DIRECTIONS. Copy all the entries below exactly, but not the pictures.

'''

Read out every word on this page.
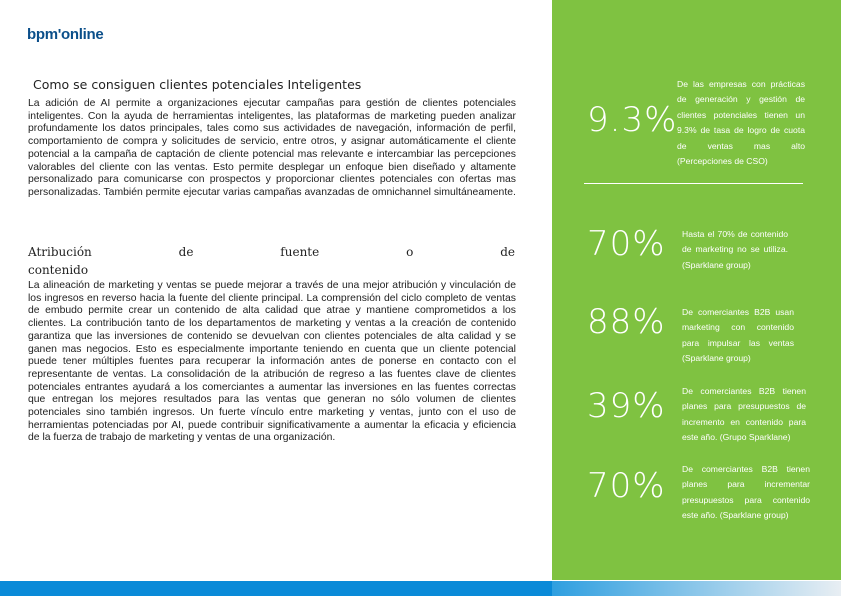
bpm'online
Como se consiguen clientes potenciales Inteligentes
La adición de AI permite a organizaciones ejecutar campañas para gestión de clientes potenciales inteligentes. Con la ayuda de herramientas inteligentes, las plataformas de marketing pueden analizar profundamente los datos principales, tales como sus actividades de navegación, información de perfil, comportamiento de compra y solicitudes de servicio, entre otros, y asignar automáticamente el cliente potencial a la campaña de captación de cliente potencial mas relevante e intercambiar las percepciones valorables del cliente con las ventas. Esto permite desplegar un enfoque bien diseñado y altamente personalizado para comunicarse con prospectos y proporcionar clientes potenciales con ofertas mas personalizadas. También permite ejecutar varias campañas avanzadas de omnichannel simultáneamente.
Atribución	de	fuente	o	de
contenido
La alineación de marketing y ventas se puede mejorar a través de una mejor atribución y vinculación de los ingresos en reverso hacia la fuente del cliente principal. La comprensión del ciclo completo de ventas de embudo permite crear un contenido de alta calidad que atrae y mantiene comprometidos a los clientes. La contribución tanto de los departamentos de marketing y ventas a la creación de contenido garantiza que las inversiones de contenido se devuelvan con clientes potenciales de alta calidad y se ganen mas negocios. Esto es especialmente importante teniendo en cuenta que un cliente potencial puede tener múltiples fuentes para recuperar la información antes de ponerse en contacto con el representante de ventas. La consolidación de la atribución de regreso a las fuentes clave de clientes potenciales entrantes ayudará a los comerciantes a aumentar las inversiones en las fuentes correctas que entregan los mejores resultados para las ventas que generan no sólo volumen de clientes potenciales sino también ingresos. Un fuerte vínculo entre marketing y ventas, junto con el uso de herramientas potenciadas por AI, puede contribuir significativamente a aumentar la eficacia y eficiencia de la fuerza de trabajo de marketing y ventas de una organización.
9.3%
De las empresas con prácticas de generación y gestión de clientes potenciales tienen un 9.3% de tasa de logro de cuota de ventas mas alto (Percepciones de CSO)
70% Hasta el 70% de contenido de marketing no se utiliza. (Sparklane group)
88% De comerciantes B2B usan marketing con contenido para impulsar las ventas (Sparklane group)
39% De comerciantes B2B tienen planes para presupuestos de incremento en contenido para este año. (Grupo Sparklane)
70% De comerciantes B2B tienen planes para incrementar presupuestos para contenido este año. (Sparklane group)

'''

CORRECT ANSWER.
Read out every word on this page.
bpm'online
Como se consiguen clientes potenciales Inteligentes
La adición de AI permite a organizaciones ejecutar campañas para gestión de clientes potenciales inteligentes. Con la ayuda de herramientas inteligentes, las plataformas de marketing pueden analizar profundamente los datos principales, tales como sus actividades de navegación, información de perfil, comportamiento de compra y solicitudes de servicio, entre otros, y asignar automáticamente el cliente potencial a la campaña de captación de cliente potencial mas relevante e intercambiar las percepciones valorables del cliente con las ventas. Esto permite desplegar un enfoque bien diseñado y altamente personalizado para comunicarse con prospectos y proporcionar clientes potenciales con ofertas mas personalizadas. También permite ejecutar varias campañas avanzadas de omnichannel simultáneamente.
Atribución	de	fuente	o	de
contenido
La alineación de marketing y ventas se puede mejorar a través de una mejor atribución y vinculación de los ingresos en reverso hacia la fuente del cliente principal. La comprensión del ciclo completo de ventas de embudo permite crear un contenido de alta calidad que atrae y mantiene comprometidos a los clientes. La contribución tanto de los departamentos de marketing y ventas a la creación de contenido garantiza que las inversiones de contenido se devuelvan con clientes potenciales de alta calidad y se ganen mas negocios. Esto es especialmente importante teniendo en cuenta que un cliente potencial puede tener múltiples fuentes para recuperar la información antes de ponerse en contacto con el representante de ventas. La consolidación de la atribución de regreso a las fuentes clave de clientes potenciales entrantes ayudará a los comerciantes a aumentar las inversiones en las fuentes correctas que entregan los mejores resultados para las ventas que generan no sólo volumen de clientes potenciales sino también ingresos. Un fuerte vínculo entre marketing y ventas, junto con el uso de herramientas potenciadas por AI, puede contribuir significativamente a aumentar la eficacia y eficiencia de la fuerza de trabajo de marketing y ventas de una organización.
9.3%
De las empresas con prácticas de generación y gestión de clientes potenciales tienen un 9.3% de tasa de logro de cuota de ventas mas alto (Percepciones de CSO)
70% Hasta el 70% de contenido de marketing no se utiliza. (Sparklane group)
88% De comerciantes B2B usan marketing con contenido para impulsar las ventas (Sparklane group)
39% De comerciantes B2B tienen planes para presupuestos de incremento en contenido para este año. (Grupo Sparklane)
70% De comerciantes B2B tienen planes para incrementar presupuestos para contenido este año. (Sparklane group)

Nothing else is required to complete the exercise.